Items listed in a dataset
◇ ◇ ◇ ◇

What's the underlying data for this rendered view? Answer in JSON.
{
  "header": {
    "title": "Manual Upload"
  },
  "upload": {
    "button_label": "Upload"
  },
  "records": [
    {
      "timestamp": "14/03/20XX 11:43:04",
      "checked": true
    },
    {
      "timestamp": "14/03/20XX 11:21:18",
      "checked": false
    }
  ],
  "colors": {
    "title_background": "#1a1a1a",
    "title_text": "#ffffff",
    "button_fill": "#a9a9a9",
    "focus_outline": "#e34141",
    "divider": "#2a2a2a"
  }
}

◇ ◇ ◇ ◇

## What is being asked
Exactly reproduce every record.

## Task output
What's the underlying data for this rendered view? Answer in JSON.
{
  "header": {
    "title": "Manual Upload"
  },
  "upload": {
    "button_label": "Upload"
  },
  "records": [
    {
      "timestamp": "14/03/20XX 11:43:04",
      "checked": true
    },
    {
      "timestamp": "14/03/20XX 11:21:18",
      "checked": false
    }
  ],
  "colors": {
    "title_background": "#1a1a1a",
    "title_text": "#ffffff",
    "button_fill": "#a9a9a9",
    "focus_outline": "#e34141",
    "divider": "#2a2a2a"
  }
}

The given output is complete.